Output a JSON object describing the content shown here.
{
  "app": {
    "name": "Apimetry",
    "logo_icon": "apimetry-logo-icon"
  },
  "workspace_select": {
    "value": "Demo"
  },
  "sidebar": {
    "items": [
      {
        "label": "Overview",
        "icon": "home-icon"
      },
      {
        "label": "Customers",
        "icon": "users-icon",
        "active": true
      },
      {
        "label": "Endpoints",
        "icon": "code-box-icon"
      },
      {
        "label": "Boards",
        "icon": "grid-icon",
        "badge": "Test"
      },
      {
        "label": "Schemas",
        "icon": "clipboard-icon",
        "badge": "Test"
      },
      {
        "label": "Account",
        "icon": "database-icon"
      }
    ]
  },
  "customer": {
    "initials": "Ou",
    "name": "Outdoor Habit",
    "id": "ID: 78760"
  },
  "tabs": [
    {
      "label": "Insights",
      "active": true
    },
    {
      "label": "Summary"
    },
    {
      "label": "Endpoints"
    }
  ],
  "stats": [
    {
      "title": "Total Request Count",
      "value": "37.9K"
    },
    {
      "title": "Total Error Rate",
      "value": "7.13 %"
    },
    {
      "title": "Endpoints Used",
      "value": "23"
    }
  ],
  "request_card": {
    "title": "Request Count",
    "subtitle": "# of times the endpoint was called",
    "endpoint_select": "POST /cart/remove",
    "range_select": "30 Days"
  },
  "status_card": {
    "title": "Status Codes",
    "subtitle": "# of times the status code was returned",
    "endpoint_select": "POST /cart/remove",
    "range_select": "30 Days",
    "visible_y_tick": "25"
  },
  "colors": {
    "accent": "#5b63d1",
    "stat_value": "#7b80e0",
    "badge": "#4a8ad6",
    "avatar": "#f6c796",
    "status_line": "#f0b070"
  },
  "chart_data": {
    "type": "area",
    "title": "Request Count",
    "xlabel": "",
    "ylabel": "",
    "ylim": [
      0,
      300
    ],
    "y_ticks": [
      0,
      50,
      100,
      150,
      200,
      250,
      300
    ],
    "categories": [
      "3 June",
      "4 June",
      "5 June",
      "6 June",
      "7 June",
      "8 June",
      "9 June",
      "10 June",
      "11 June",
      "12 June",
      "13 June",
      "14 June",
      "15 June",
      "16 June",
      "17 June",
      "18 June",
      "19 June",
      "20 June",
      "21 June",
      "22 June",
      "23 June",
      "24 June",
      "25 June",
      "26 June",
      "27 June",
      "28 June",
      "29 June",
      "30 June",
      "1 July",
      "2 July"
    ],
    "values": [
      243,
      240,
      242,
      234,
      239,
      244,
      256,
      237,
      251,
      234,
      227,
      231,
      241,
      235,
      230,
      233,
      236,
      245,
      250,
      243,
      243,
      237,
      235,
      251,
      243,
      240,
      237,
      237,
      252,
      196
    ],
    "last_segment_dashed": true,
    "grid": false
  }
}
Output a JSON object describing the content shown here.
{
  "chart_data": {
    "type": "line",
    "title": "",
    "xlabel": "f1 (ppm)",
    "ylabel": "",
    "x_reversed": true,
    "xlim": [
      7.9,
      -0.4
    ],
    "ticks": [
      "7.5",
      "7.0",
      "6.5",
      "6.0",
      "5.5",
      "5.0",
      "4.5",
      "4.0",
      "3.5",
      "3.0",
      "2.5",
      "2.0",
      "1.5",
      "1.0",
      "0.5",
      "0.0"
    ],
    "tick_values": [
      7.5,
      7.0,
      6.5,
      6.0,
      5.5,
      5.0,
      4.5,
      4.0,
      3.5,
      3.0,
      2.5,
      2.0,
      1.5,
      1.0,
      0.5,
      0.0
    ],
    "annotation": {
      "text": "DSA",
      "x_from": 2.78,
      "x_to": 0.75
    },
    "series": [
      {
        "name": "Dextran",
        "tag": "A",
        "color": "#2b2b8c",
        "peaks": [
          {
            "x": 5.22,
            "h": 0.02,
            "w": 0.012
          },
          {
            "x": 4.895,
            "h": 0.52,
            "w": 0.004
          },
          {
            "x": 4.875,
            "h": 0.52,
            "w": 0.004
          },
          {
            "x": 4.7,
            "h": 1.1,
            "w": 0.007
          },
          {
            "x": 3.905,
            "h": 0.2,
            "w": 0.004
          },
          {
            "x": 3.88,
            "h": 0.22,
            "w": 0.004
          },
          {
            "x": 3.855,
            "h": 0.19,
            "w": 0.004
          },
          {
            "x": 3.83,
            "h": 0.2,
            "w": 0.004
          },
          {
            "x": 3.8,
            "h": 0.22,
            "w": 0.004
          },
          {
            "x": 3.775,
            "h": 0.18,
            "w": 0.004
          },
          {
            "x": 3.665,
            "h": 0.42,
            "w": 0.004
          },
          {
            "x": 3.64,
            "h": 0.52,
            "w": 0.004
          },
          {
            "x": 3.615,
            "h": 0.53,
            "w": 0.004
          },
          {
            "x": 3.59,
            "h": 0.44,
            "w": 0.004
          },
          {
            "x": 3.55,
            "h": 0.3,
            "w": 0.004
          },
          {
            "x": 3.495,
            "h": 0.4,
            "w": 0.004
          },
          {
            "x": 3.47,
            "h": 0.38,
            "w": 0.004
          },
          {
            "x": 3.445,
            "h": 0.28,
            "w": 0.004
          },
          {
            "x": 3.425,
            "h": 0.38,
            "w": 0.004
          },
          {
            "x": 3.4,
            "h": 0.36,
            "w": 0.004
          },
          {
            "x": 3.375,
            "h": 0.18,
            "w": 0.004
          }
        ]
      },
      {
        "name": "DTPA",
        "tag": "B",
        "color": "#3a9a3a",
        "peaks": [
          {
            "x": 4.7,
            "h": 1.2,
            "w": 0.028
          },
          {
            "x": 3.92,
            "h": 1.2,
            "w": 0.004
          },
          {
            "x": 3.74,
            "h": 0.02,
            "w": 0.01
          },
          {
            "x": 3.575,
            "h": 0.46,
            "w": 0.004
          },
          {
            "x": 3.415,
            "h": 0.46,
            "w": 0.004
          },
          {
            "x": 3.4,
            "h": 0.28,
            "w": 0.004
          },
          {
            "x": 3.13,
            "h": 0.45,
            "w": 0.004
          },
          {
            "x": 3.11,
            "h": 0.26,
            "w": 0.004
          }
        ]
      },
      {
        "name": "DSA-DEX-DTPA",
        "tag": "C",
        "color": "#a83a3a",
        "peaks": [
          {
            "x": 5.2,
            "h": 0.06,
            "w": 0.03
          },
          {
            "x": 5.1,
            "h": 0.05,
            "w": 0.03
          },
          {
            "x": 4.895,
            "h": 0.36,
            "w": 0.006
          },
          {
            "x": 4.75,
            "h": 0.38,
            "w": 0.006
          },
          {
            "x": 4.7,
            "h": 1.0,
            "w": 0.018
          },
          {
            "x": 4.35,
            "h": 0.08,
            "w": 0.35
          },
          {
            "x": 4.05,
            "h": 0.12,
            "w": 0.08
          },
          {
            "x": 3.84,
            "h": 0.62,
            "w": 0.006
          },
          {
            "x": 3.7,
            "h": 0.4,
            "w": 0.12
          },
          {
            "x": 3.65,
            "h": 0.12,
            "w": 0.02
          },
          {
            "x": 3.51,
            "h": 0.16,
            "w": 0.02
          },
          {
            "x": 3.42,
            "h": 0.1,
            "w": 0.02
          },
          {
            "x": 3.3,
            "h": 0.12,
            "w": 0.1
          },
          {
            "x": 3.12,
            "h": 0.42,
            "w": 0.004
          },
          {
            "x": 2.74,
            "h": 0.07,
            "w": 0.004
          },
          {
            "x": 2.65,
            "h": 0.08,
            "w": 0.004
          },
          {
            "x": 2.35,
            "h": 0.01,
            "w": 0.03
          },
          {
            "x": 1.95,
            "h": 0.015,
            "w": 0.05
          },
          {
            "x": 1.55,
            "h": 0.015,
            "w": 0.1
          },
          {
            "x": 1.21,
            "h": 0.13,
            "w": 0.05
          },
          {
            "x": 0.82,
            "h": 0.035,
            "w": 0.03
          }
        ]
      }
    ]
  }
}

•••

▸ **Problem**:
Gather up the lines containing the word "icon" from these records and copy them.

▸ **Solution to the problem**:
    "logo_icon": "apimetry-logo-icon"
        "icon": "home-icon"
        "icon": "users-icon",
        "icon": "code-box-icon"
        "icon": "grid-icon",
        "icon": "clipboard-icon",
        "icon": "database-icon"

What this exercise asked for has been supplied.